What is asked:
Leave out any picture and return the remaining listing below exactly as given.

Records to use:
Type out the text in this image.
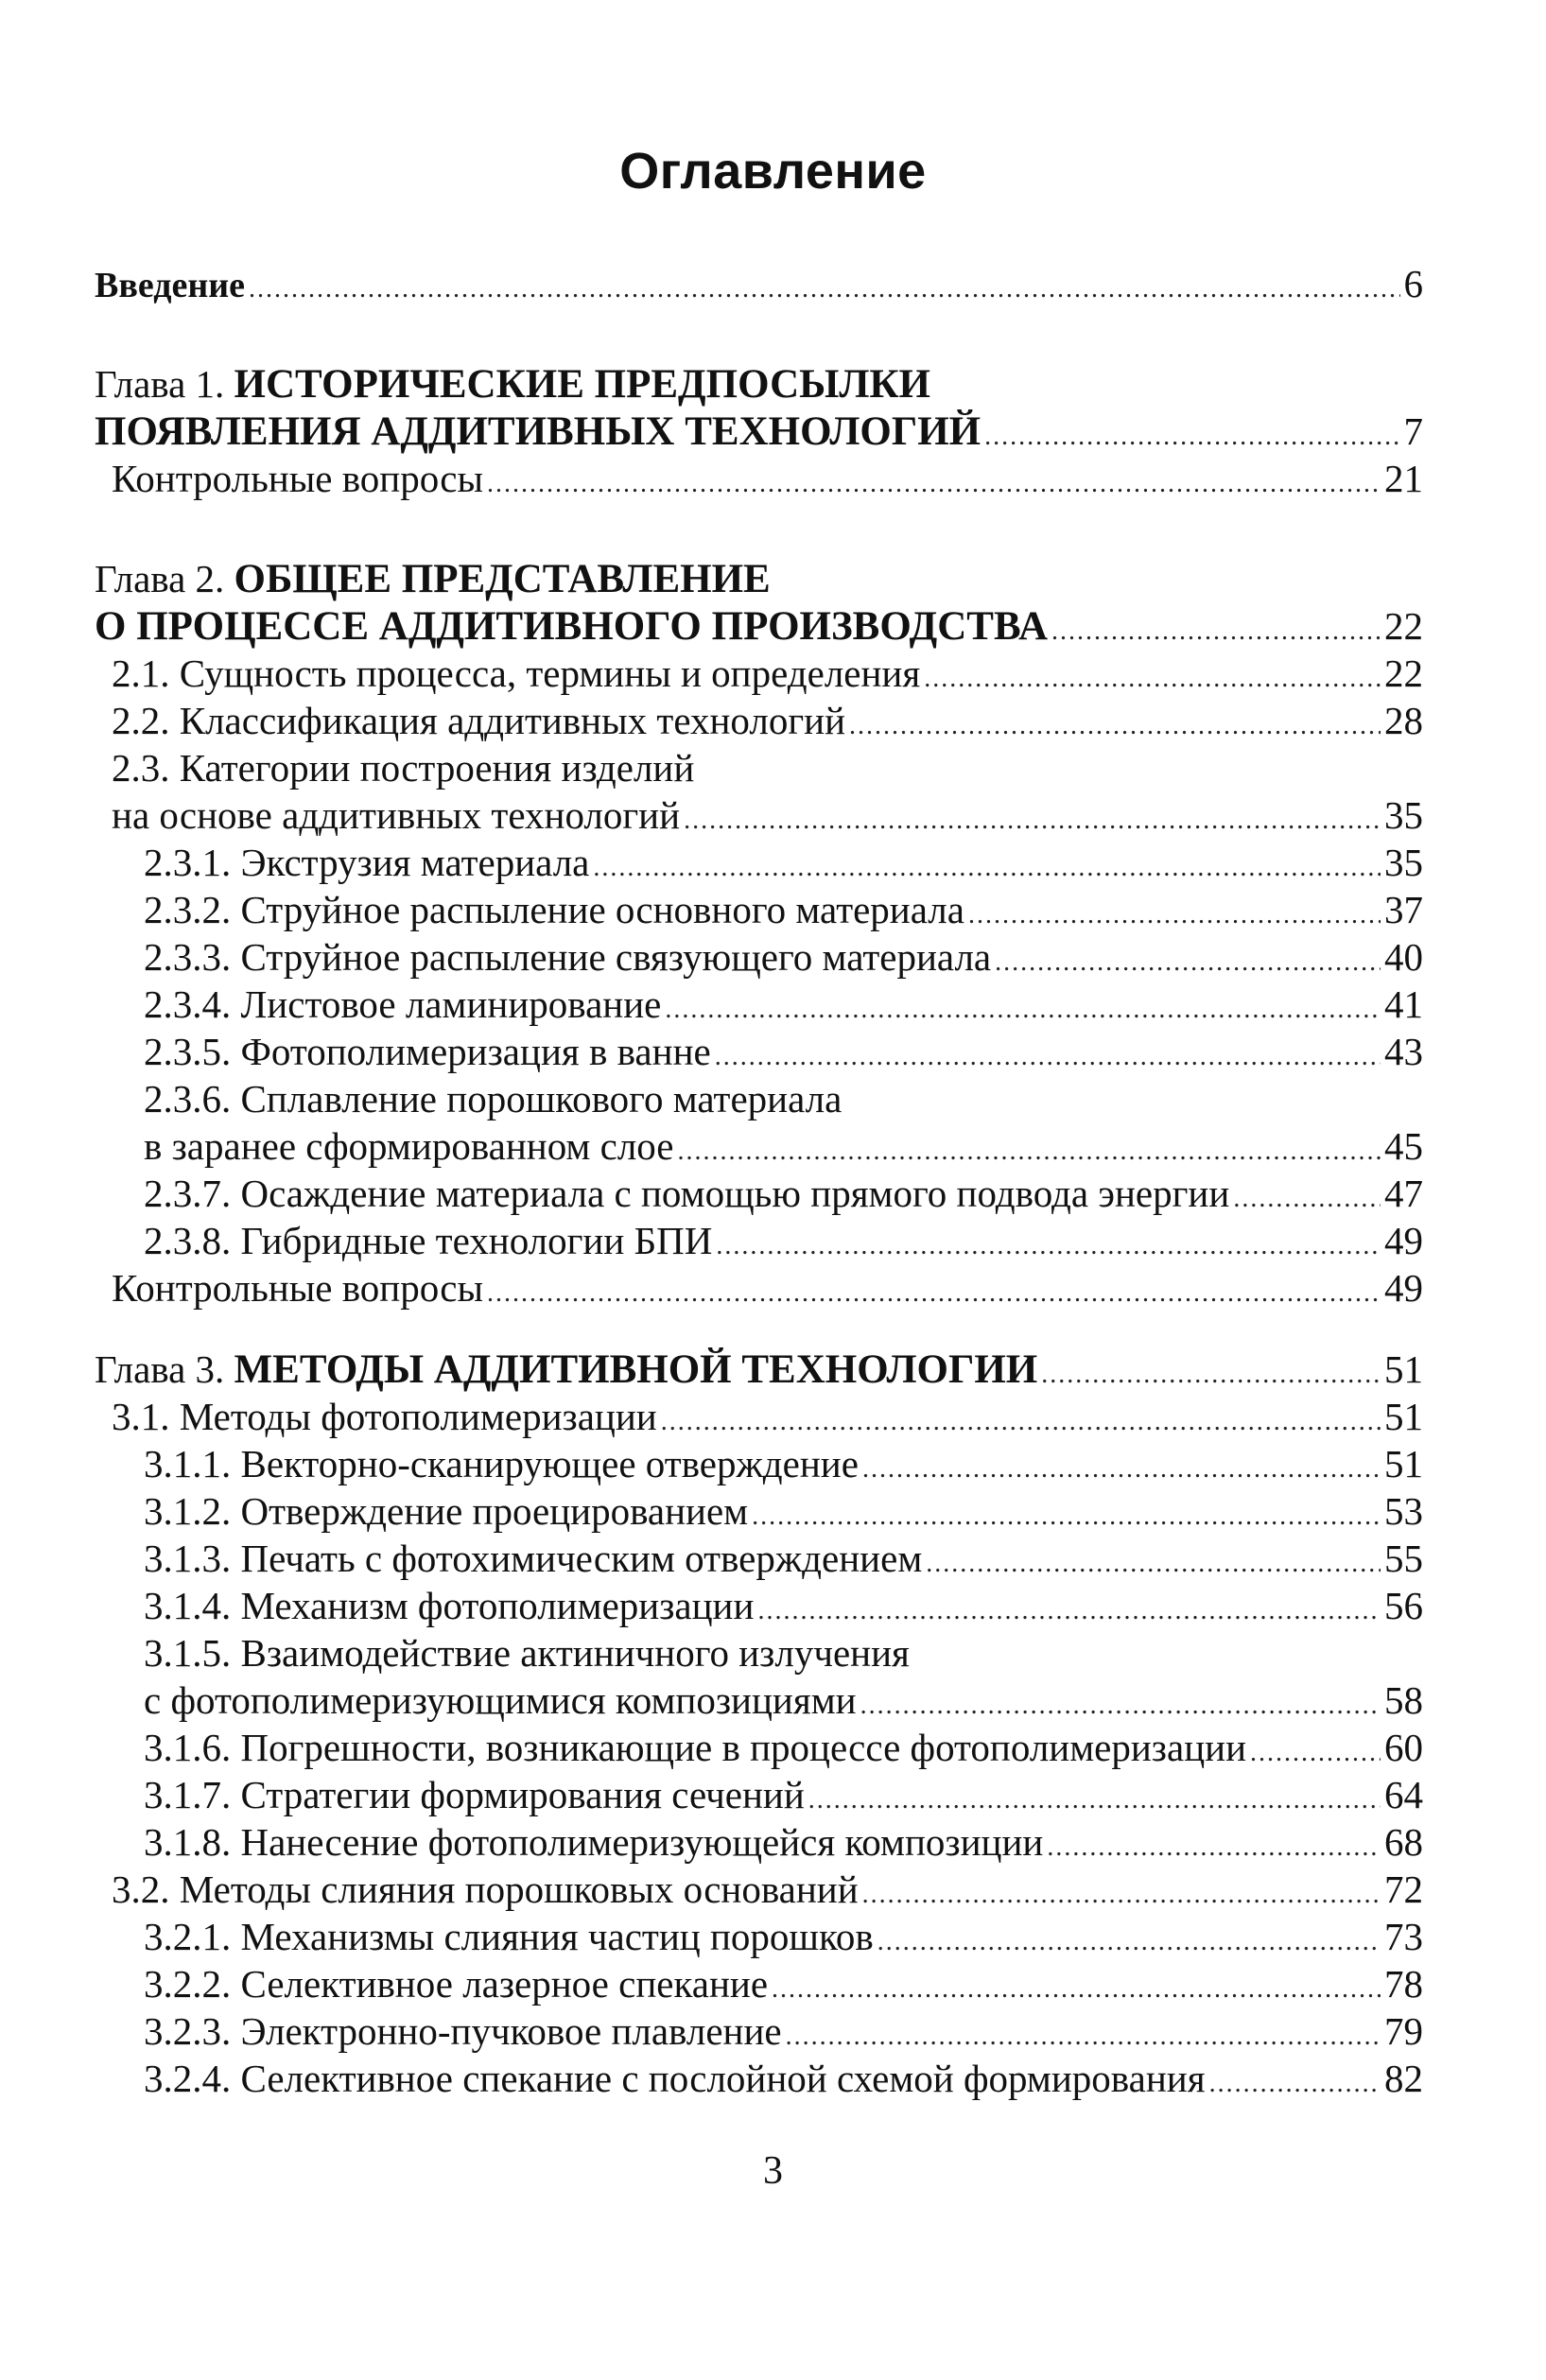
Оглавление
Введение .....	6
Глава 1. ИСТОРИЧЕСКИЕ ПРЕДПОСЫЛКИ
ПОЯВЛЕНИЯ АДДИТИВНЫХ ТЕХНОЛОГИЙ .....	7
Контрольные вопросы .....	21
Глава 2. ОБЩЕЕ ПРЕДСТАВЛЕНИЕ
О ПРОЦЕССЕ АДДИТИВНОГО ПРОИЗВОДСТВА .....	22
2.1. Сущность процесса, термины и определения .....	22
2.2. Классификация аддитивных технологий .....	28
2.3. Категории построения изделий
на основе аддитивных технологий .....	35
2.3.1. Экструзия материала .....	35
2.3.2. Струйное распыление основного материала .....	37
2.3.3. Струйное распыление связующего материала .....	40
2.3.4. Листовое ламинирование .....	41
2.3.5. Фотополимеризация в ванне .....	43
2.3.6. Сплавление порошкового материала
в заранее сформированном слое .....	45
2.3.7. Осаждение материала с помощью прямого подвода энергии .....	47
2.3.8. Гибридные технологии БПИ .....	49
Контрольные вопросы .....	49
Глава 3. МЕТОДЫ АДДИТИВНОЙ ТЕХНОЛОГИИ .....	51
3.1. Методы фотополимеризации .....	51
3.1.1. Векторно-сканирующее отверждение .....	51
3.1.2. Отверждение проецированием .....	53
3.1.3. Печать с фотохимическим отверждением .....	55
3.1.4. Механизм фотополимеризации .....	56
3.1.5. Взаимодействие актиничного излучения
с фотополимеризующимися композициями .....	58
3.1.6. Погрешности, возникающие в процессе фотополимеризации .....	60
3.1.7. Стратегии формирования сечений .....	64
3.1.8. Нанесение фотополимеризующейся композиции .....	68
3.2. Методы слияния порошковых оснований .....	72
3.2.1. Механизмы слияния частиц порошков .....	73
3.2.2. Селективное лазерное спекание .....	78
3.2.3. Электронно-пучковое плавление .....	79
3.2.4. Селективное спекание с послойной схемой формирования .....	82
3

Problem solution:
Type out the text in this image.
Оглавление
Введение .....	6
Глава 1. ИСТОРИЧЕСКИЕ ПРЕДПОСЫЛКИ
ПОЯВЛЕНИЯ АДДИТИВНЫХ ТЕХНОЛОГИЙ .....	7
Контрольные вопросы .....	21
Глава 2. ОБЩЕЕ ПРЕДСТАВЛЕНИЕ
О ПРОЦЕССЕ АДДИТИВНОГО ПРОИЗВОДСТВА .....	22
2.1. Сущность процесса, термины и определения .....	22
2.2. Классификация аддитивных технологий .....	28
2.3. Категории построения изделий
на основе аддитивных технологий .....	35
2.3.1. Экструзия материала .....	35
2.3.2. Струйное распыление основного материала .....	37
2.3.3. Струйное распыление связующего материала .....	40
2.3.4. Листовое ламинирование .....	41
2.3.5. Фотополимеризация в ванне .....	43
2.3.6. Сплавление порошкового материала
в заранее сформированном слое .....	45
2.3.7. Осаждение материала с помощью прямого подвода энергии .....	47
2.3.8. Гибридные технологии БПИ .....	49
Контрольные вопросы .....	49
Глава 3. МЕТОДЫ АДДИТИВНОЙ ТЕХНОЛОГИИ .....	51
3.1. Методы фотополимеризации .....	51
3.1.1. Векторно-сканирующее отверждение .....	51
3.1.2. Отверждение проецированием .....	53
3.1.3. Печать с фотохимическим отверждением .....	55
3.1.4. Механизм фотополимеризации .....	56
3.1.5. Взаимодействие актиничного излучения
с фотополимеризующимися композициями .....	58
3.1.6. Погрешности, возникающие в процессе фотополимеризации .....	60
3.1.7. Стратегии формирования сечений .....	64
3.1.8. Нанесение фотополимеризующейся композиции .....	68
3.2. Методы слияния порошковых оснований .....	72
3.2.1. Механизмы слияния частиц порошков .....	73
3.2.2. Селективное лазерное спекание .....	78
3.2.3. Электронно-пучковое плавление .....	79
3.2.4. Селективное спекание с послойной схемой формирования .....	82
3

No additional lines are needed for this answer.